• _TASK DESCRIPTION_
Will you transcribe the entries that follow, exactly and in full?
►
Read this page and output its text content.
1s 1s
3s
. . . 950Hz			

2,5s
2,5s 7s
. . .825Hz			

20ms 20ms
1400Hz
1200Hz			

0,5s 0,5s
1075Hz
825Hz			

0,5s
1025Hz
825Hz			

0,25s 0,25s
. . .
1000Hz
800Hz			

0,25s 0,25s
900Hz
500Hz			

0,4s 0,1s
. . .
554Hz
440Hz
◄
• _EXERCISE ANSWER_
Read this page and output its text content.
1s 1s
3s
. . . 950Hz			

2,5s
2,5s 7s
. . .825Hz			

20ms 20ms
1400Hz
1200Hz			

0,5s 0,5s
1075Hz
825Hz			

0,5s
1025Hz
825Hz			

0,25s 0,25s
. . .
1000Hz
800Hz			

0,25s 0,25s
900Hz
500Hz			

0,4s 0,1s
. . .
554Hz
440Hz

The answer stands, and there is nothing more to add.